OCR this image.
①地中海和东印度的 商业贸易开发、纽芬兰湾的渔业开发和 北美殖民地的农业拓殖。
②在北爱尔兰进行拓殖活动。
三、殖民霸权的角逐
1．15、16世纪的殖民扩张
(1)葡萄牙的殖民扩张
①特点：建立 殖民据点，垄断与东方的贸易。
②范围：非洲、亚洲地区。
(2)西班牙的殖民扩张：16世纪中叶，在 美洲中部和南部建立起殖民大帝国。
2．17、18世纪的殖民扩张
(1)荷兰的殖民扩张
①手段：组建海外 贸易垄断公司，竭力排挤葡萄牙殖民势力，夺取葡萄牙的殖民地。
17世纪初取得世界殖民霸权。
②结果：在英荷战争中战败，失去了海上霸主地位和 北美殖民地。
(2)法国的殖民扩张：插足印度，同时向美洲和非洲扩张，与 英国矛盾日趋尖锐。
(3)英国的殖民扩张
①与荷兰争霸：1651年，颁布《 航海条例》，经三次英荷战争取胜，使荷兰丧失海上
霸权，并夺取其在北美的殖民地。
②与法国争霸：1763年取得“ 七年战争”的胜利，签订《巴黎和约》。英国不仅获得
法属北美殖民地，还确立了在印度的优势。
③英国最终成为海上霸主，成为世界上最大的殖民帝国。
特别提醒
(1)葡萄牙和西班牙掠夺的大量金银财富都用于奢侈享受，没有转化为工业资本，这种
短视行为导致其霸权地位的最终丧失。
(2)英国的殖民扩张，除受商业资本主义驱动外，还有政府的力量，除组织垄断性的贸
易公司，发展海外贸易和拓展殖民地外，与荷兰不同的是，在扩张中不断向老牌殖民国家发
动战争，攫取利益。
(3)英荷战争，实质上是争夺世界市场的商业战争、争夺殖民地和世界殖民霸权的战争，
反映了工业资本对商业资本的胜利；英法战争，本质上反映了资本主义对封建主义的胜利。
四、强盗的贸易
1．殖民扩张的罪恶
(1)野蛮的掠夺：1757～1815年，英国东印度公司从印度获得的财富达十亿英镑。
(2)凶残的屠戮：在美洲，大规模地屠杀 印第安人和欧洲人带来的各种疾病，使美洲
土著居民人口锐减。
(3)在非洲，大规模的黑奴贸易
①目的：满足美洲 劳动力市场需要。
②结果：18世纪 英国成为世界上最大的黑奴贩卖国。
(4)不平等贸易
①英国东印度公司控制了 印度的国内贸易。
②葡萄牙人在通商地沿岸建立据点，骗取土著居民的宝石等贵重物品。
◆ ◆ ◆
* [Problem requirements]
Above are some records; repeat all of them exactly.

* [Full answer]
OCR this image.
①地中海和东印度的 商业贸易开发、纽芬兰湾的渔业开发和 北美殖民地的农业拓殖。
②在北爱尔兰进行拓殖活动。
三、殖民霸权的角逐
1．15、16世纪的殖民扩张
(1)葡萄牙的殖民扩张
①特点：建立 殖民据点，垄断与东方的贸易。
②范围：非洲、亚洲地区。
(2)西班牙的殖民扩张：16世纪中叶，在 美洲中部和南部建立起殖民大帝国。
2．17、18世纪的殖民扩张
(1)荷兰的殖民扩张
①手段：组建海外 贸易垄断公司，竭力排挤葡萄牙殖民势力，夺取葡萄牙的殖民地。
17世纪初取得世界殖民霸权。
②结果：在英荷战争中战败，失去了海上霸主地位和 北美殖民地。
(2)法国的殖民扩张：插足印度，同时向美洲和非洲扩张，与 英国矛盾日趋尖锐。
(3)英国的殖民扩张
①与荷兰争霸：1651年，颁布《 航海条例》，经三次英荷战争取胜，使荷兰丧失海上
霸权，并夺取其在北美的殖民地。
②与法国争霸：1763年取得“ 七年战争”的胜利，签订《巴黎和约》。英国不仅获得
法属北美殖民地，还确立了在印度的优势。
③英国最终成为海上霸主，成为世界上最大的殖民帝国。
特别提醒
(1)葡萄牙和西班牙掠夺的大量金银财富都用于奢侈享受，没有转化为工业资本，这种
短视行为导致其霸权地位的最终丧失。
(2)英国的殖民扩张，除受商业资本主义驱动外，还有政府的力量，除组织垄断性的贸
易公司，发展海外贸易和拓展殖民地外，与荷兰不同的是，在扩张中不断向老牌殖民国家发
动战争，攫取利益。
(3)英荷战争，实质上是争夺世界市场的商业战争、争夺殖民地和世界殖民霸权的战争，
反映了工业资本对商业资本的胜利；英法战争，本质上反映了资本主义对封建主义的胜利。
四、强盗的贸易
1．殖民扩张的罪恶
(1)野蛮的掠夺：1757～1815年，英国东印度公司从印度获得的财富达十亿英镑。
(2)凶残的屠戮：在美洲，大规模地屠杀 印第安人和欧洲人带来的各种疾病，使美洲
土著居民人口锐减。
(3)在非洲，大规模的黑奴贸易
①目的：满足美洲 劳动力市场需要。
②结果：18世纪 英国成为世界上最大的黑奴贩卖国。
(4)不平等贸易
①英国东印度公司控制了 印度的国内贸易。
②葡萄牙人在通商地沿岸建立据点，骗取土著居民的宝石等贵重物品。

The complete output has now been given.